-- Set exercise 1 --
In the article on innovation, what name does PwC's Fiorella Iannuzzelli give to the capability to manage and adapt to rapid change?
-- Set exercise 2 --
Please filter the rows and copy out every line that contains the string "bottom", treating case as significant.

-- Source text --

Innovation, reinvention and transformation are all terms that regularly top the list of survey responses when CEOs are asked about their key strategic priorities. New roles are emerging in the enterprise as a result – Chief Innovation Officer, Chief Ideation Officer, and Chief Digital Officer to name a few. But why is innovation and reinvention so important in modern business? Isn’t it enough to drive hyper efficiency and effectiveness by continually improving our processes and technology?
Innovating to survive
With the explosion of start up firms seeking to capitalise on digital and technological disruption, the ability to innovate and pivot the business is becoming a core competitive differentiator and driver of value. It's no longer the speed of business that creates challenges, but the speed of disruption that’s permeating business models and causing organisations to rethink how they operate. It has even been said that the much-celebrated Information Age is now over; we are now in the Creative Era, where speed of innovation is the only source of sustainable advantage.
One of the key attributes of organisations that have not just survived significant market transitions but flourished is the ability to manage and adapt to rapid change. PwC’s Fiorella Iannuzzelli defines this capability as ‘enterprise resilience’. She says, “Enterprise resilience requires innovation and innovative thinking to manage disruptors and change. Innovation is key to building this adaptive capacity and relevance for companies. Organisations that have clearly defined and identified what their business purpose and objectives are can use innovation as a way to evolve through change while maintaining alignment to their core strategy”.

[Item position entries]
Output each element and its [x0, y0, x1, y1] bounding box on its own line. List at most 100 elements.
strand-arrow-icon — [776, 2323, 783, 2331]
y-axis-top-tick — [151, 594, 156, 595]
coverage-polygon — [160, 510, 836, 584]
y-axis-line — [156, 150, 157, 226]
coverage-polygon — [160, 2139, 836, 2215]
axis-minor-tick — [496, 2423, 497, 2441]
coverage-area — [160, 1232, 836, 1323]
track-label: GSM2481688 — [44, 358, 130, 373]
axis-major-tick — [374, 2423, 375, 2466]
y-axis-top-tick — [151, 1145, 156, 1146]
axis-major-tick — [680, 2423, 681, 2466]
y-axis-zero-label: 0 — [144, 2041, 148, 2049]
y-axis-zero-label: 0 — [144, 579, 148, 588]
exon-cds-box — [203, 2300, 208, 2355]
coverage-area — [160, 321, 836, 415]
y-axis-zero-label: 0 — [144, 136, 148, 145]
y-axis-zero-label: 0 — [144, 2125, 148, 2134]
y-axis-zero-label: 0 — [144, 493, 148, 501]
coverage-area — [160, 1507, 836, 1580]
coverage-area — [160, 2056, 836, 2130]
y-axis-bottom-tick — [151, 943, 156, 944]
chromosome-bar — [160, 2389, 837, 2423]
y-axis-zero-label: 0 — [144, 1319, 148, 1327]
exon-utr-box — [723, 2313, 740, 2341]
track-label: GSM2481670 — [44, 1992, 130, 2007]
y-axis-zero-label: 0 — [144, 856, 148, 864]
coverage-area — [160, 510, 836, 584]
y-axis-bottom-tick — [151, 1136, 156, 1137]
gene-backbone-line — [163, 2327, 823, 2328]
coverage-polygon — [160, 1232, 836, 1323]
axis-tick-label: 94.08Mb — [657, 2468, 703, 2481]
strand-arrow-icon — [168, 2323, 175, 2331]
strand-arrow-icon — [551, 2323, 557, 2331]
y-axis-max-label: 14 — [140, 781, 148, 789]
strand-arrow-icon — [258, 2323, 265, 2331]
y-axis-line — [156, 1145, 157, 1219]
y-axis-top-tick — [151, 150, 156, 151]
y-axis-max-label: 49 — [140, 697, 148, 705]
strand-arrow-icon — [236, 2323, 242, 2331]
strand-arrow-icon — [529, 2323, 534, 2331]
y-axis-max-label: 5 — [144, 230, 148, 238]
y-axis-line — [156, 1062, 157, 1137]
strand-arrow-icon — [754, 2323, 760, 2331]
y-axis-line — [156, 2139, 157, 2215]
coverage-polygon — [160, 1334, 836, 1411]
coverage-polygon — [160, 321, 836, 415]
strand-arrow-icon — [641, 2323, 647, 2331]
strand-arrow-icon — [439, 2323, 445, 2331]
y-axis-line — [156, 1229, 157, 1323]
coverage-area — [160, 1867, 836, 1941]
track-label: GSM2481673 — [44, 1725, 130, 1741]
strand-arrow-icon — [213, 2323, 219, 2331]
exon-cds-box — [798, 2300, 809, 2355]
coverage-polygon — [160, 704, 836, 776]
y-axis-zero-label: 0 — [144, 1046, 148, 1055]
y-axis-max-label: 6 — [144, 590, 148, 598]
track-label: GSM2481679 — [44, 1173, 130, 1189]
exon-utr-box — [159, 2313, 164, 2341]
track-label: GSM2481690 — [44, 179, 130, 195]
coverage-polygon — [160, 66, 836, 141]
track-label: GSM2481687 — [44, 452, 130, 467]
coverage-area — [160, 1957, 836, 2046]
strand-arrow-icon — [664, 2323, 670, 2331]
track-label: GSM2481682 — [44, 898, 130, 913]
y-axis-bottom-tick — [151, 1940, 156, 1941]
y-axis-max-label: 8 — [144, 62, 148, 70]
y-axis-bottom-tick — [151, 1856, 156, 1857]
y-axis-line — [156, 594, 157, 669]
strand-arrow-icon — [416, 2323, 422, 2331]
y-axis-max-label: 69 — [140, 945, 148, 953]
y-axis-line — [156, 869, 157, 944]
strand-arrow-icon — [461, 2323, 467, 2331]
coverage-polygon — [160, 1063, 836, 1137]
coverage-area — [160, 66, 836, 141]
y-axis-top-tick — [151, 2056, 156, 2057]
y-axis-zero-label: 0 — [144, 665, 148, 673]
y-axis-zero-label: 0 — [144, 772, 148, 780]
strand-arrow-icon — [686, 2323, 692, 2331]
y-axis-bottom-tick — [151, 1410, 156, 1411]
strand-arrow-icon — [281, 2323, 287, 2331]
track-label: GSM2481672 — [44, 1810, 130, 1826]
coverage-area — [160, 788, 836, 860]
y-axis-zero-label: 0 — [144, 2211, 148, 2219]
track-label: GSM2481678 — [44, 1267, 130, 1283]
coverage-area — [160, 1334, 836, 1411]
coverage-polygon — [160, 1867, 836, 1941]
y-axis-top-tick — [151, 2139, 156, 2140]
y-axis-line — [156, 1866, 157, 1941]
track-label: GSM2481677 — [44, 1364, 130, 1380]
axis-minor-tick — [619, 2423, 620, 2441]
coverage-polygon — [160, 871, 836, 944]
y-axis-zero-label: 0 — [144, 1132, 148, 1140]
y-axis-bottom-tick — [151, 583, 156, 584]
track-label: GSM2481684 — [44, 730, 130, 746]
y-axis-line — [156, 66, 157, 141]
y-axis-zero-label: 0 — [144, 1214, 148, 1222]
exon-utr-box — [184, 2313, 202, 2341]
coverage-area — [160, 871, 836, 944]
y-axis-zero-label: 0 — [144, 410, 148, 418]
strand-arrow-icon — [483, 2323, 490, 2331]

-- Written reply 1 --
Enterprise resilience.

-- Written reply 2 --
y-axis-bottom-tick — [151, 943, 156, 944]
y-axis-bottom-tick — [151, 1136, 156, 1137]
y-axis-bottom-tick — [151, 1940, 156, 1941]
y-axis-bottom-tick — [151, 1856, 156, 1857]
y-axis-bottom-tick — [151, 1410, 156, 1411]
y-axis-bottom-tick — [151, 583, 156, 584]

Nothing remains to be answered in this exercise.